• **What needs to be done**
Report the count of lines containing the word "this" in the entries below, and nothing more.

[Source data]
= = = = = = =

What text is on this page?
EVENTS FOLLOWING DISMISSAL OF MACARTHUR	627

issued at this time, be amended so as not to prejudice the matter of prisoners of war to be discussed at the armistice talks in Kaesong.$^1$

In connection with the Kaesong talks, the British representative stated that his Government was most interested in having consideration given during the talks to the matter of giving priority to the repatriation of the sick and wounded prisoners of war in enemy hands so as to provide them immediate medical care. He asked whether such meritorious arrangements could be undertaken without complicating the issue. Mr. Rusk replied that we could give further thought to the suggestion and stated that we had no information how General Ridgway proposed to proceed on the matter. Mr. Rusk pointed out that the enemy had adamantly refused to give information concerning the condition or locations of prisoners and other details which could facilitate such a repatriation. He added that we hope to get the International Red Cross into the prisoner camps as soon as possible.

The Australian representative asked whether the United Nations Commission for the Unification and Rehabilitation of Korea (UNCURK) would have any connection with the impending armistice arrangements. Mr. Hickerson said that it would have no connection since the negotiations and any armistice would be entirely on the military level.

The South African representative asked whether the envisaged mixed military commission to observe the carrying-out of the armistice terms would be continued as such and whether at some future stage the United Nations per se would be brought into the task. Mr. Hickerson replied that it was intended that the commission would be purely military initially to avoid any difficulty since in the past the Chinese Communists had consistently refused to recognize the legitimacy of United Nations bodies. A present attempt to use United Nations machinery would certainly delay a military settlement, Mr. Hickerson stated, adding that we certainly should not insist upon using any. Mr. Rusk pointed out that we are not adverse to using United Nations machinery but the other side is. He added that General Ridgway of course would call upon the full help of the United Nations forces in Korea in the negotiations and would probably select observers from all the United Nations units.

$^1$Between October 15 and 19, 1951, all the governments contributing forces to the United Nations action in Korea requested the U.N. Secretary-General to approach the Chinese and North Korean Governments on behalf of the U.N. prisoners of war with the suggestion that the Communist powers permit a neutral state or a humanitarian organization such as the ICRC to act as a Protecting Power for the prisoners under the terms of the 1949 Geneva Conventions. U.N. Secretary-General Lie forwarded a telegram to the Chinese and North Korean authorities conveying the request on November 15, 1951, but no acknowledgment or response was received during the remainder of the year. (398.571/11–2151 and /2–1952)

= = = = = = =

• **Solved exercise**
2